### WHAT YOU WILL DO
All lines in the data bearing the string "приватизации" should be identified and copied.

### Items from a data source
......

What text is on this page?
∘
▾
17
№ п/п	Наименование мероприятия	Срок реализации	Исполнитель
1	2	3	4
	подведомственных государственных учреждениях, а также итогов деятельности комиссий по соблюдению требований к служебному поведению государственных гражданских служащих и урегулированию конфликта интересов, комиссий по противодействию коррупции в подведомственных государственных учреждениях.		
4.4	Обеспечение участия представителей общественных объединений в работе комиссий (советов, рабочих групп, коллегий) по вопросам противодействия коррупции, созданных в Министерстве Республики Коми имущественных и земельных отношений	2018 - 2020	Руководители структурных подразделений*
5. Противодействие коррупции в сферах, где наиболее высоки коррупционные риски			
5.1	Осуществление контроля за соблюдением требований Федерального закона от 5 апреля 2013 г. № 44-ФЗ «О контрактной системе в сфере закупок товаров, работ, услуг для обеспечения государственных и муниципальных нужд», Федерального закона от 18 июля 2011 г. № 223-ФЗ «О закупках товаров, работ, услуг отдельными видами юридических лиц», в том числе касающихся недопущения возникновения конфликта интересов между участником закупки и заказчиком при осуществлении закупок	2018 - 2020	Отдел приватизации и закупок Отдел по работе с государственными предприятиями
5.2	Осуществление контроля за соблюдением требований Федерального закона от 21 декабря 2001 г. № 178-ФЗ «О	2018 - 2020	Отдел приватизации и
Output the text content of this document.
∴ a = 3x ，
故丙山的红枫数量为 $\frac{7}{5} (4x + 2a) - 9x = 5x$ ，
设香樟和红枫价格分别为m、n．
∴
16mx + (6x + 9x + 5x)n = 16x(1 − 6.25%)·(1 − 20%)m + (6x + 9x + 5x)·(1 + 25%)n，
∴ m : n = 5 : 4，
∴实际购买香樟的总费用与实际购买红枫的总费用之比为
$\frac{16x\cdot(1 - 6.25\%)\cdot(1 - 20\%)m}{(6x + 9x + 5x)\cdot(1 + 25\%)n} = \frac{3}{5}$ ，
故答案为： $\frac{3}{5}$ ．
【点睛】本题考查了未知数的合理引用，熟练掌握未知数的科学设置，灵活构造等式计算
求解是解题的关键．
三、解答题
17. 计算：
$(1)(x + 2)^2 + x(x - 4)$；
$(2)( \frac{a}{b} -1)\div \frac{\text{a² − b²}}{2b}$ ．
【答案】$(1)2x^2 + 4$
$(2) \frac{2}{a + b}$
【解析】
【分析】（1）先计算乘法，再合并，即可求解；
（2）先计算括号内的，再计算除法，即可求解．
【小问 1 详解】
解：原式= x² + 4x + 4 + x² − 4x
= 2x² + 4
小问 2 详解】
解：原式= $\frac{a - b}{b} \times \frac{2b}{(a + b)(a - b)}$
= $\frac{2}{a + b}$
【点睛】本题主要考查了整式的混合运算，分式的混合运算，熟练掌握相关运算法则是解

......

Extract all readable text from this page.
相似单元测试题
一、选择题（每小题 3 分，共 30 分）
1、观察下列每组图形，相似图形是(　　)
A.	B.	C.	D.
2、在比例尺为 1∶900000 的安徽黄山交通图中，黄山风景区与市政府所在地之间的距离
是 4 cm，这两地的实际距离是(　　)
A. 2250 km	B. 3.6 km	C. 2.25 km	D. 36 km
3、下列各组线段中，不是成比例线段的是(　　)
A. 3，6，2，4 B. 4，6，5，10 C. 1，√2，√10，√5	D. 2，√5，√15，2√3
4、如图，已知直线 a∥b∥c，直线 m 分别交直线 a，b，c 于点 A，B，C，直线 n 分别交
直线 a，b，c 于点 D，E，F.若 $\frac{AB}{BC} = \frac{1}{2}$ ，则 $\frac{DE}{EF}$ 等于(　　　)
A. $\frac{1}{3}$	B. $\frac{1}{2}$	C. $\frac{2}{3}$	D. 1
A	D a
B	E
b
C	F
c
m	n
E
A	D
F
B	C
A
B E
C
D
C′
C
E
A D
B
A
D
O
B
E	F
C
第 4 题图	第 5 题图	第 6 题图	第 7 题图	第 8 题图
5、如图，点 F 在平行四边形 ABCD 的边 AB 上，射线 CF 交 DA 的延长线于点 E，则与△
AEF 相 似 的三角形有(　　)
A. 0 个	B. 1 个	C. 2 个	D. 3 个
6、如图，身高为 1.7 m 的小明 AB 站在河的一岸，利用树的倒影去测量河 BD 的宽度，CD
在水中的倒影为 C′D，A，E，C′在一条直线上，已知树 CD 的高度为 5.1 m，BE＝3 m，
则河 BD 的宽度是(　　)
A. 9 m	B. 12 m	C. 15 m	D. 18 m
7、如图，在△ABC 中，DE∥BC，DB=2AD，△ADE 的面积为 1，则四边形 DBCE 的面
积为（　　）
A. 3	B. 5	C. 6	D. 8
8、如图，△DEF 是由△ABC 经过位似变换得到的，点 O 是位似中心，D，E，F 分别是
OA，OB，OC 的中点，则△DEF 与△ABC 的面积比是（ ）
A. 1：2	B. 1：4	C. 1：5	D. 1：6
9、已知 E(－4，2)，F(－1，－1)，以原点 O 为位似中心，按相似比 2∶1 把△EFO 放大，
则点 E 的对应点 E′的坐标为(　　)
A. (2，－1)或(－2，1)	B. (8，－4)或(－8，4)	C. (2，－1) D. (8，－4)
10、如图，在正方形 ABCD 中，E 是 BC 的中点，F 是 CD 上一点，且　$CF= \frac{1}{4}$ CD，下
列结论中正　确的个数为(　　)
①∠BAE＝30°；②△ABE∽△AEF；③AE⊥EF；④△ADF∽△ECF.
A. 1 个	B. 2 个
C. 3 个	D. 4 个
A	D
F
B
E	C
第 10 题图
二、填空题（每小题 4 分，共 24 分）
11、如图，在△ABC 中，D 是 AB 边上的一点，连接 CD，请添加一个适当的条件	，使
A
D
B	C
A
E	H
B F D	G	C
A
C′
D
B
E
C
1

......

### PROBLEM SOLUTION
5.1	Осуществление контроля за соблюдением требований Федерального закона от 5 апреля 2013 г. № 44-ФЗ «О контрактной системе в сфере закупок товаров, работ, услуг для обеспечения государственных и муниципальных нужд», Федерального закона от 18 июля 2011 г. № 223-ФЗ «О закупках товаров, работ, услуг отдельными видами юридических лиц», в том числе касающихся недопущения возникновения конфликта интересов между участником закупки и заказчиком при осуществлении закупок	2018 - 2020	Отдел приватизации и закупок Отдел по работе с государственными предприятиями
5.2	Осуществление контроля за соблюдением требований Федерального закона от 21 декабря 2001 г. № 178-ФЗ «О	2018 - 2020	Отдел приватизации и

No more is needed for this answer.